■ **Problem description**
Can you write out the whole listing exactly?

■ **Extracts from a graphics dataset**
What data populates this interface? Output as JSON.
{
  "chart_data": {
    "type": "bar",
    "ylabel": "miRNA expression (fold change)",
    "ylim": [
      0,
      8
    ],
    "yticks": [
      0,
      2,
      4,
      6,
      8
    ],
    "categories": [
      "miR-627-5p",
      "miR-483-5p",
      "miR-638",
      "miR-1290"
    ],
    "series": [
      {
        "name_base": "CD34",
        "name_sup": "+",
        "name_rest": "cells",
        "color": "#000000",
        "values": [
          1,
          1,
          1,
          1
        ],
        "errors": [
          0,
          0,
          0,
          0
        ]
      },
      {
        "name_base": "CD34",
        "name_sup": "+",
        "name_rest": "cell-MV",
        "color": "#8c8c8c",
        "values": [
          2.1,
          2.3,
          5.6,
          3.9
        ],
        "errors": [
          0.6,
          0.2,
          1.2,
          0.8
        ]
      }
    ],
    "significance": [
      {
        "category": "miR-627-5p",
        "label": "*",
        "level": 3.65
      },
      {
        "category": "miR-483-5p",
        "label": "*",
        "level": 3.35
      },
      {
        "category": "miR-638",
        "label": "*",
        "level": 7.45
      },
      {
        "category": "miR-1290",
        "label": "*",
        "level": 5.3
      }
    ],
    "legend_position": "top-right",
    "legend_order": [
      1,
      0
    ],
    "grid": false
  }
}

■ **Reply to the exercise**
What data populates this interface? Output as JSON.
{
  "chart_data": {
    "type": "bar",
    "ylabel": "miRNA expression (fold change)",
    "ylim": [
      0,
      8
    ],
    "yticks": [
      0,
      2,
      4,
      6,
      8
    ],
    "categories": [
      "miR-627-5p",
      "miR-483-5p",
      "miR-638",
      "miR-1290"
    ],
    "series": [
      {
        "name_base": "CD34",
        "name_sup": "+",
        "name_rest": "cells",
        "color": "#000000",
        "values": [
          1,
          1,
          1,
          1
        ],
        "errors": [
          0,
          0,
          0,
          0
        ]
      },
      {
        "name_base": "CD34",
        "name_sup": "+",
        "name_rest": "cell-MV",
        "color": "#8c8c8c",
        "values": [
          2.1,
          2.3,
          5.6,
          3.9
        ],
        "errors": [
          0.6,
          0.2,
          1.2,
          0.8
        ]
      }
    ],
    "significance": [
      {
        "category": "miR-627-5p",
        "label": "*",
        "level": 3.65
      },
      {
        "category": "miR-483-5p",
        "label": "*",
        "level": 3.35
      },
      {
        "category": "miR-638",
        "label": "*",
        "level": 7.45
      },
      {
        "category": "miR-1290",
        "label": "*",
        "level": 5.3
      }
    ],
    "legend_position": "top-right",
    "legend_order": [
      1,
      0
    ],
    "grid": false
  }
}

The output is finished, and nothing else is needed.